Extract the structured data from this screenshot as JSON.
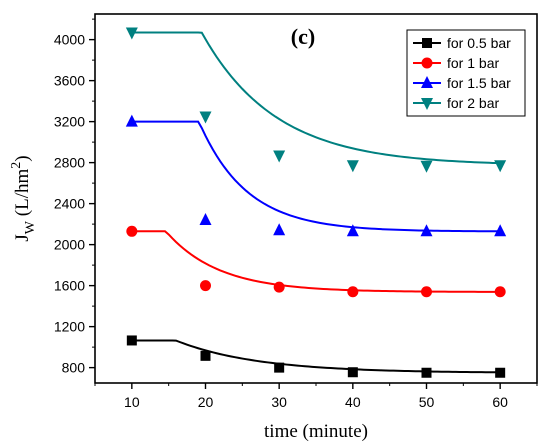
{
  "chart_data": {
    "type": "line",
    "panel_label": "(c)",
    "xlabel": "time (minute)",
    "ylabel": "J",
    "ylabel_subscript": "W",
    "ylabel_unit_prefix": " (L/hm",
    "ylabel_unit_sup": "2",
    "ylabel_unit_suffix": ")",
    "xlim": [
      5,
      65
    ],
    "ylim": [
      650,
      4250
    ],
    "x_ticks": [
      10,
      20,
      30,
      40,
      50,
      60
    ],
    "y_ticks": [
      800,
      1200,
      1600,
      2000,
      2400,
      2800,
      3200,
      3600,
      4000
    ],
    "legend_position": "top-right",
    "x": [
      10,
      20,
      30,
      40,
      50,
      60
    ],
    "series": [
      {
        "name": "for 0.5 bar",
        "marker": "square",
        "color": "#000000",
        "values": [
          1065,
          915,
          800,
          755,
          750,
          750
        ],
        "fit": {
          "plateau": 748,
          "amplitude": 542,
          "rate": 0.09
        }
      },
      {
        "name": "for 1 bar",
        "marker": "circle",
        "color": "#ff0000",
        "values": [
          2130,
          1600,
          1585,
          1540,
          1540,
          1540
        ],
        "fit": {
          "plateau": 1538,
          "amplitude": 1130,
          "rate": 0.14
        }
      },
      {
        "name": "for 1.5 bar",
        "marker": "triangle-up",
        "color": "#0000ff",
        "values": [
          3200,
          2240,
          2140,
          2130,
          2130,
          2130
        ],
        "fit": {
          "plateau": 2128,
          "amplitude": 4400,
          "rate": 0.155
        }
      },
      {
        "name": "for 2 bar",
        "marker": "triangle-down",
        "color": "#008080",
        "values": [
          4070,
          3250,
          2870,
          2775,
          2770,
          2775
        ],
        "fit": {
          "plateau": 2772,
          "amplitude": 3350,
          "rate": 0.1
        }
      }
    ]
  }
}
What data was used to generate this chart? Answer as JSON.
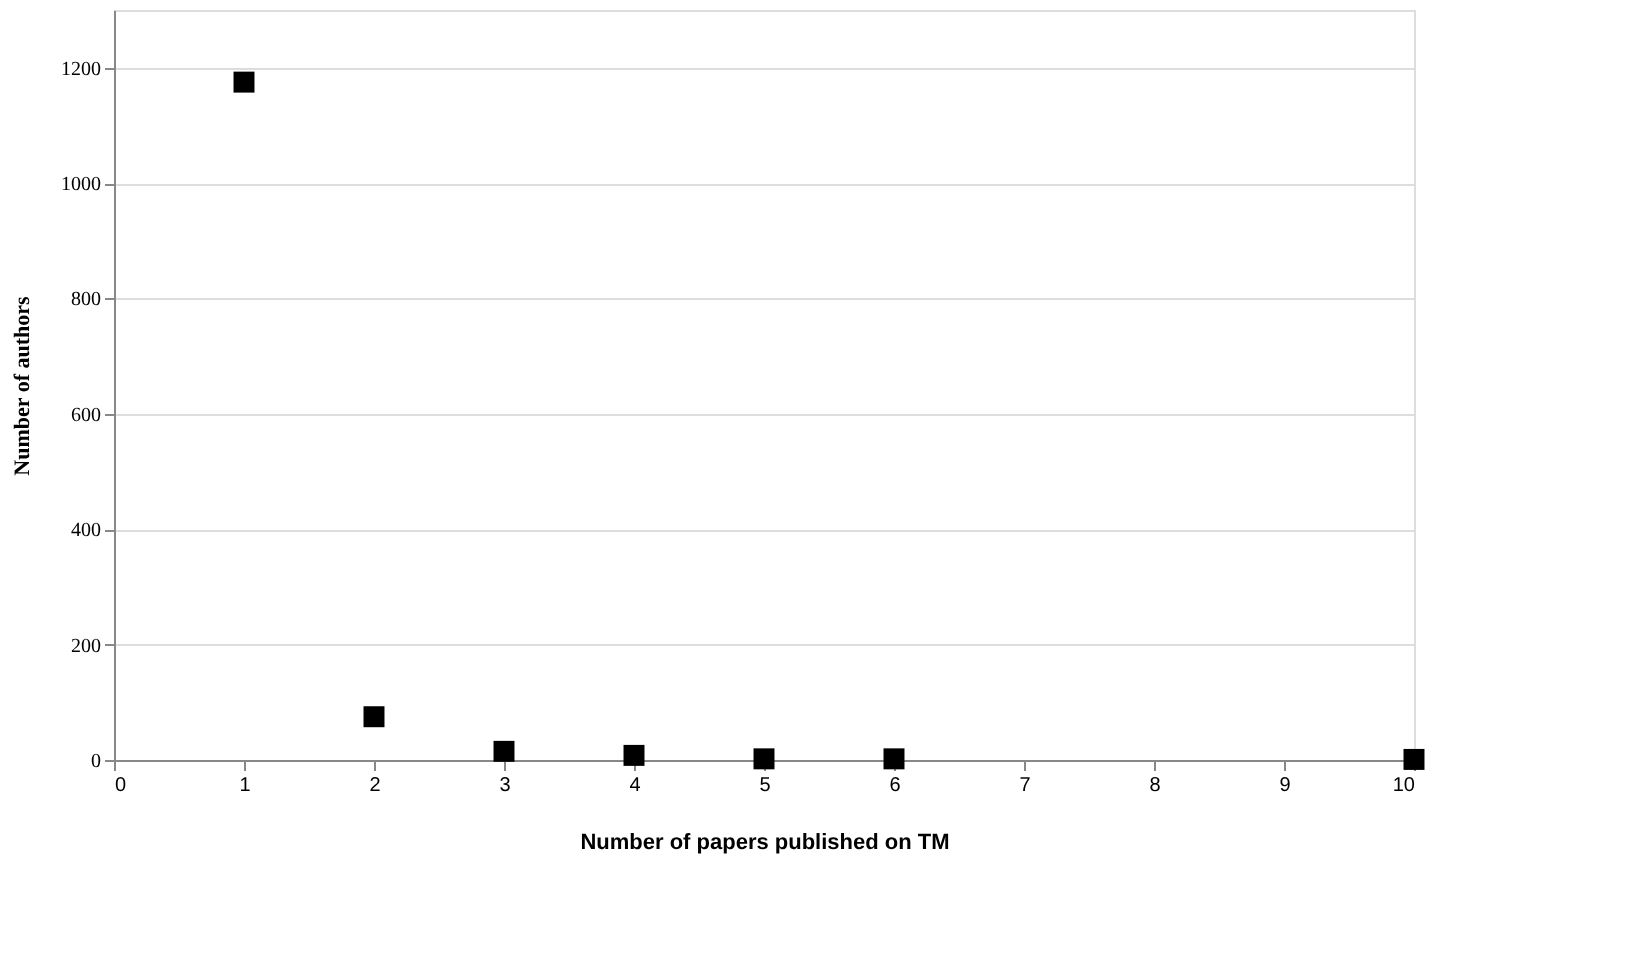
{
  "chart_data": {
    "type": "scatter",
    "xlabel": "Number of papers published on TM",
    "ylabel": "Number of authors",
    "x": [
      1,
      2,
      3,
      4,
      5,
      6,
      10
    ],
    "series": [
      {
        "color": "#000000",
        "values": [
          1175,
          75,
          15,
          8,
          2,
          2,
          1
        ]
      }
    ],
    "marker": "square",
    "grid": "y",
    "legend": false,
    "xlim": [
      0,
      10
    ],
    "xticks": [
      0,
      1,
      2,
      3,
      4,
      5,
      6,
      7,
      8,
      9,
      10
    ],
    "ylim": [
      0,
      1300
    ],
    "yticks": [
      0,
      200,
      400,
      600,
      800,
      1000,
      1200
    ]
  }
}
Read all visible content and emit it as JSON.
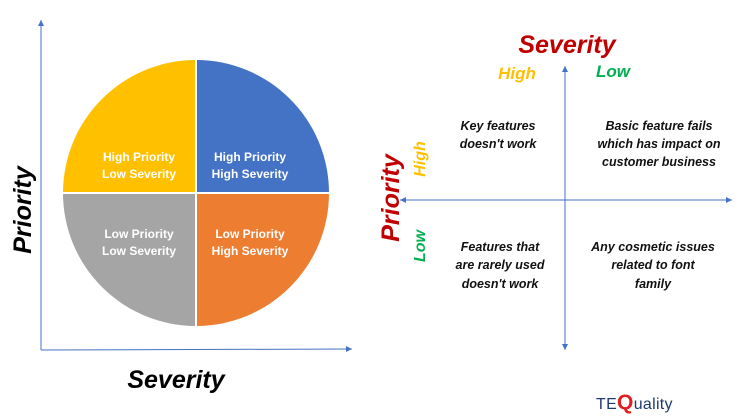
{
  "left_diagram": {
    "y_axis_label": "Priority",
    "x_axis_label": "Severity",
    "quadrants": {
      "top_left": {
        "line1": "High Priority",
        "line2": "Low Severity",
        "color": "#FFC000"
      },
      "top_right": {
        "line1": "High Priority",
        "line2": "High Severity",
        "color": "#4472C4"
      },
      "bottom_left": {
        "line1": "Low Priority",
        "line2": "Low Severity",
        "color": "#A5A5A5"
      },
      "bottom_right": {
        "line1": "Low Priority",
        "line2": "High Severity",
        "color": "#ED7D31"
      }
    }
  },
  "right_matrix": {
    "title": "Severity",
    "col_high": "High",
    "col_low": "Low",
    "row_title": "Priority",
    "row_high": "High",
    "row_low": "Low",
    "cells": {
      "hh": [
        "Key features",
        "doesn't work"
      ],
      "hl": [
        "Basic feature fails",
        "which has impact on",
        "customer business"
      ],
      "lh": [
        "Features that",
        "are rarely used",
        "doesn't work"
      ],
      "ll": [
        "Any cosmetic issues",
        "related to font",
        "family"
      ]
    },
    "colors": {
      "title": "#C00000",
      "high": "#FFC000",
      "low": "#00B050"
    }
  },
  "logo": {
    "prefix": "TE",
    "q": "Q",
    "suffix": "uality"
  }
}
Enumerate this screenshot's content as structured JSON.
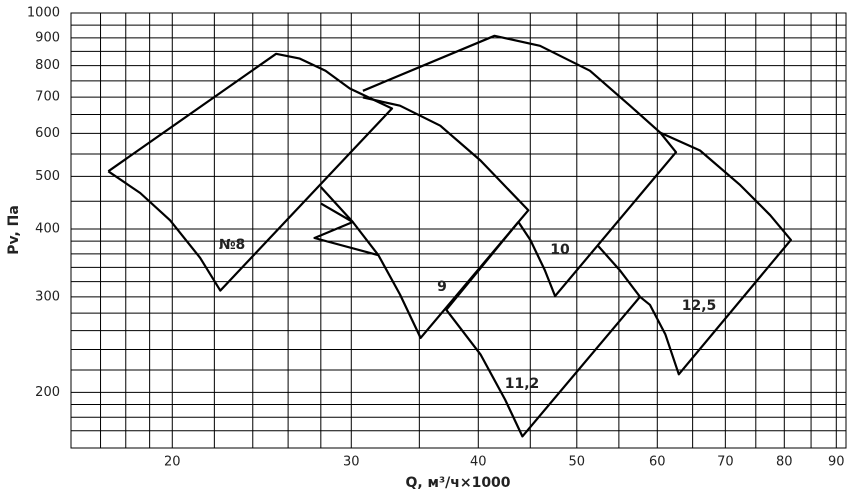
{
  "chart_data": {
    "type": "line",
    "x_label": "Q, м³/ч×1000",
    "y_label": "Pv, Па",
    "log_x": true,
    "log_y": true,
    "grid": true,
    "color": "#000000",
    "xlim": [
      15.9,
      92
    ],
    "ylim": [
      158,
      1000
    ],
    "xticks": [
      20,
      30,
      40,
      50,
      60,
      70,
      80,
      90
    ],
    "yticks": [
      200,
      300,
      400,
      500,
      600,
      700,
      800,
      900,
      1000
    ],
    "minor_xgrid": [
      17,
      18,
      19,
      22,
      24,
      26,
      28,
      35,
      45,
      55,
      65,
      75,
      85
    ],
    "minor_ygrid": [
      170,
      180,
      190,
      220,
      240,
      260,
      280,
      320,
      340,
      360,
      380,
      450,
      550,
      650,
      750,
      850,
      950
    ],
    "series": [
      {
        "name": "№8",
        "x": [
          17.3,
          25.3,
          26.7,
          28.3,
          29.9,
          32.9,
          22.3,
          21.3,
          19.9,
          18.6,
          17.3
        ],
        "values": [
          511,
          841,
          824,
          783,
          726,
          667,
          308,
          354,
          415,
          466,
          511
        ]
      },
      {
        "name": "9",
        "x": [
          30.8,
          33.5,
          36.7,
          40.2,
          44.8,
          35.1,
          33.5,
          31.9,
          30.1,
          28.0,
          null,
          28.0,
          30.1,
          27.6,
          31.9
        ],
        "values": [
          699,
          675,
          620,
          535,
          433,
          252,
          303,
          358,
          412,
          478,
          null,
          446,
          412,
          385,
          358
        ]
      },
      {
        "name": "10",
        "x": [
          30.8,
          41.5,
          46.0,
          51.5,
          56.4,
          60.4,
          62.6,
          47.6,
          46.5,
          45.0,
          43.8
        ],
        "values": [
          719,
          908,
          870,
          783,
          675,
          602,
          554,
          301,
          336,
          382,
          412
        ]
      },
      {
        "name": "11,2",
        "x": [
          43.8,
          37.2,
          40.2,
          42.5,
          44.2,
          57.7,
          55.1,
          52.5
        ],
        "values": [
          412,
          284,
          235,
          194,
          166,
          300,
          336,
          372
        ]
      },
      {
        "name": "12,5",
        "x": [
          60.4,
          66.1,
          72.4,
          77.5,
          81.2,
          63.0,
          61.1,
          59.0,
          57.7
        ],
        "values": [
          602,
          558,
          482,
          424,
          382,
          216,
          256,
          290,
          300
        ]
      }
    ]
  }
}
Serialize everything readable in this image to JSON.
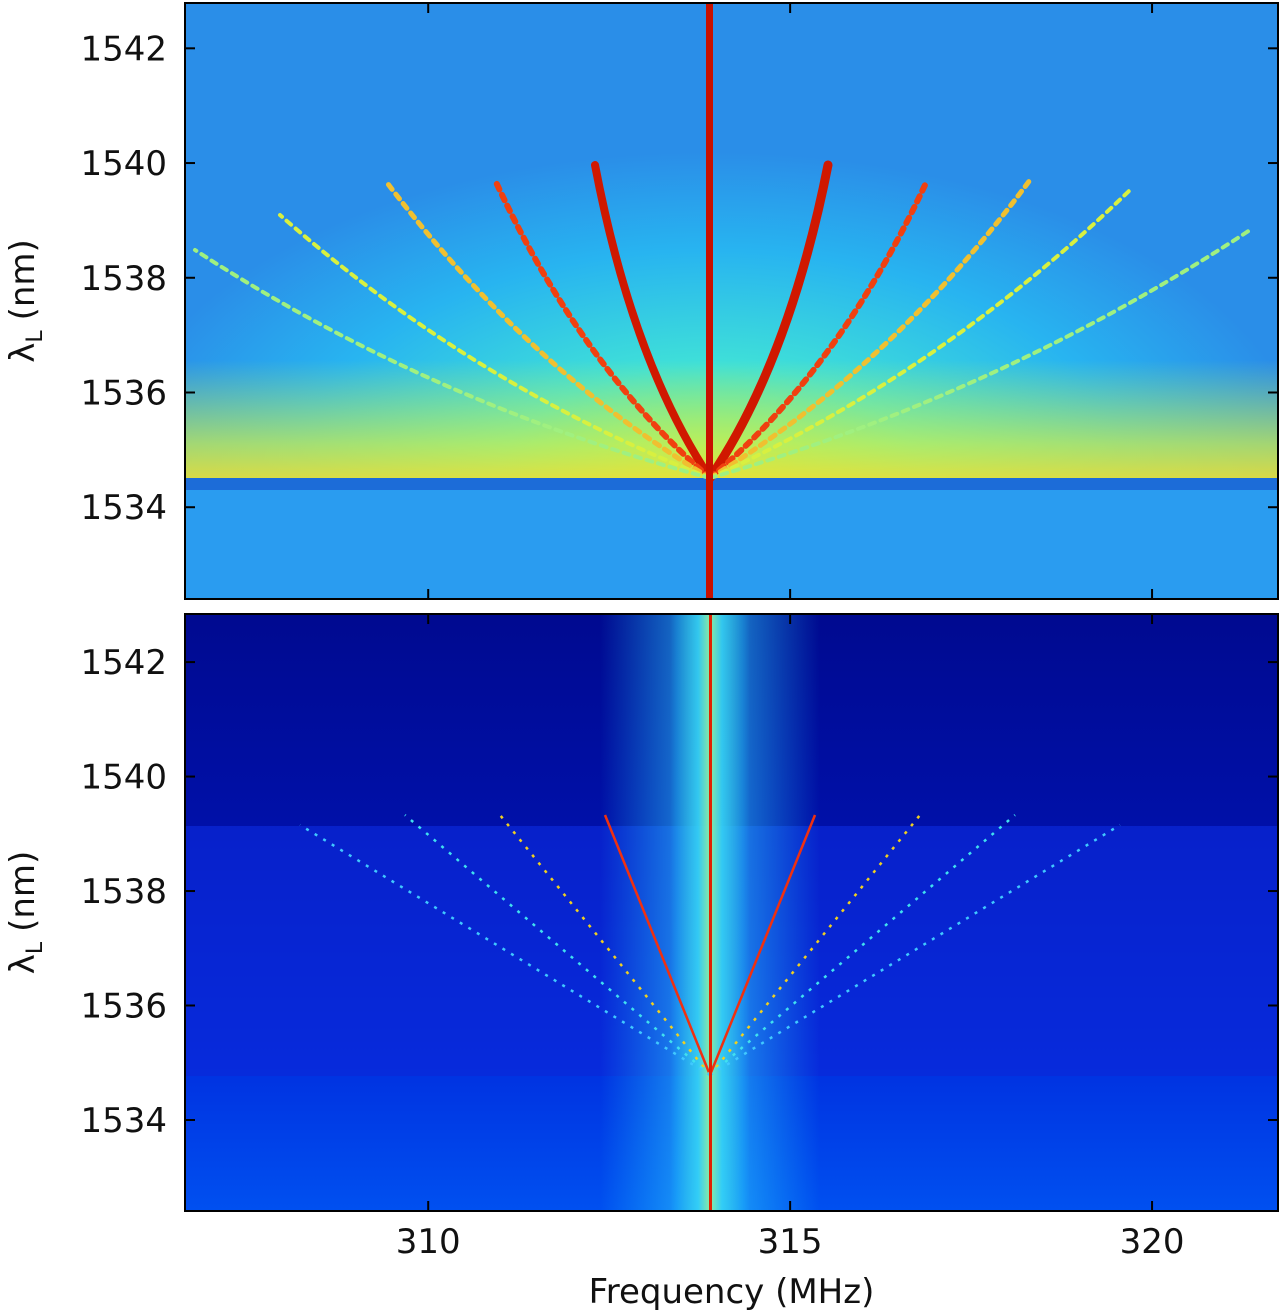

What you have to do: Copy every line that includes the string "xlabel" from the material above.

Task output:
    "xlabel": "time (minute)",
    "xlabel": "Number of papers published on TM",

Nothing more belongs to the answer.